Rows from a figure dataset
____________

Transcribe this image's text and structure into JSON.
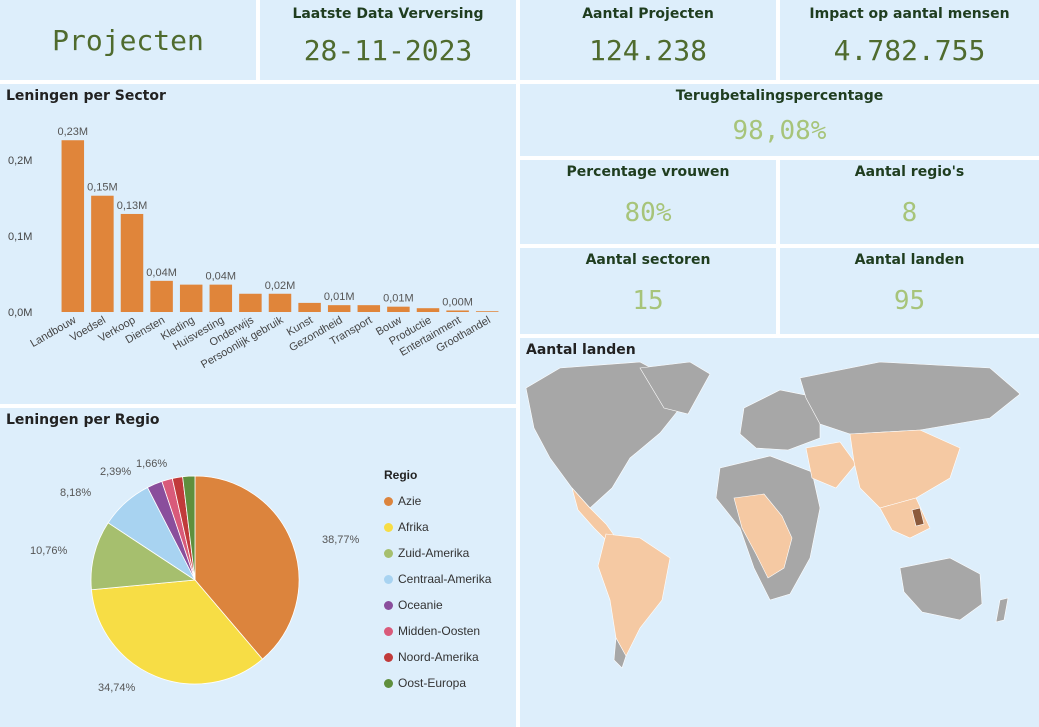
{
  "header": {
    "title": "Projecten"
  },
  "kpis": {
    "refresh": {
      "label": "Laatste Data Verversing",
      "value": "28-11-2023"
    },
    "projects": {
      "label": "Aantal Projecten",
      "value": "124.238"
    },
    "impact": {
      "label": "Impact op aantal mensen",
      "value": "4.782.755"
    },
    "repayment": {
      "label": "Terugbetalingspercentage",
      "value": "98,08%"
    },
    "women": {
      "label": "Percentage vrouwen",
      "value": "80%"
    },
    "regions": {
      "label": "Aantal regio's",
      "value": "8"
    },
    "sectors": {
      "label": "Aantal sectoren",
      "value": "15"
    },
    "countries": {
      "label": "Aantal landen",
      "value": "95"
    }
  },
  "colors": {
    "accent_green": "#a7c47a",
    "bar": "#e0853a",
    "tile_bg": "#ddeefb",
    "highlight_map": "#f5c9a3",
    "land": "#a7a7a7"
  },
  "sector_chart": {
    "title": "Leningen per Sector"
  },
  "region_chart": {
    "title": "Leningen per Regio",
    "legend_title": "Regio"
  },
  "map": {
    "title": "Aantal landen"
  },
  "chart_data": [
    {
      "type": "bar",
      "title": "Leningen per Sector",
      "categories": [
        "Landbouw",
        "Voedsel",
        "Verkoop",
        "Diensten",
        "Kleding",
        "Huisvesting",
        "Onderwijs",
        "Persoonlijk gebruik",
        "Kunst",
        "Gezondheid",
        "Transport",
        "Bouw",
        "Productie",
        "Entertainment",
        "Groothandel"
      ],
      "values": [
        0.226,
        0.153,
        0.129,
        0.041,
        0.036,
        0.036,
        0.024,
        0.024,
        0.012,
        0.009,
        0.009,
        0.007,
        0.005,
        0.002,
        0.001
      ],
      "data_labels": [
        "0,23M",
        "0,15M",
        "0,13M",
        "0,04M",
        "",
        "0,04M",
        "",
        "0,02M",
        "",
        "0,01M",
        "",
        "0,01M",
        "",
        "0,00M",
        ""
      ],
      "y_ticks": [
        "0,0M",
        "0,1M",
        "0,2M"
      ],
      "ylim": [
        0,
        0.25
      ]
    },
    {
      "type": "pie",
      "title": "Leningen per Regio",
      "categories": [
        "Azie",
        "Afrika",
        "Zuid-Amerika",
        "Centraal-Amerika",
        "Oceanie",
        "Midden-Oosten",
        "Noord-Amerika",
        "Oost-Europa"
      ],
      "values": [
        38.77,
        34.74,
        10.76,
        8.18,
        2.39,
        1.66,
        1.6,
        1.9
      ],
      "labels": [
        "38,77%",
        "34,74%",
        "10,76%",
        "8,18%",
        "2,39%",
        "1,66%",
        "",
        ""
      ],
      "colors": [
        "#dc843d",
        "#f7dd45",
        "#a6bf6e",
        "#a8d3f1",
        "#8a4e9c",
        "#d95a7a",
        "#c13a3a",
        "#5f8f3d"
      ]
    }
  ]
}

____________

Find the word "Amerika" in the records and pull out each line that has it.

        "Zuid-Amerika",
        "Centraal-Amerika",
        "Noord-Amerika",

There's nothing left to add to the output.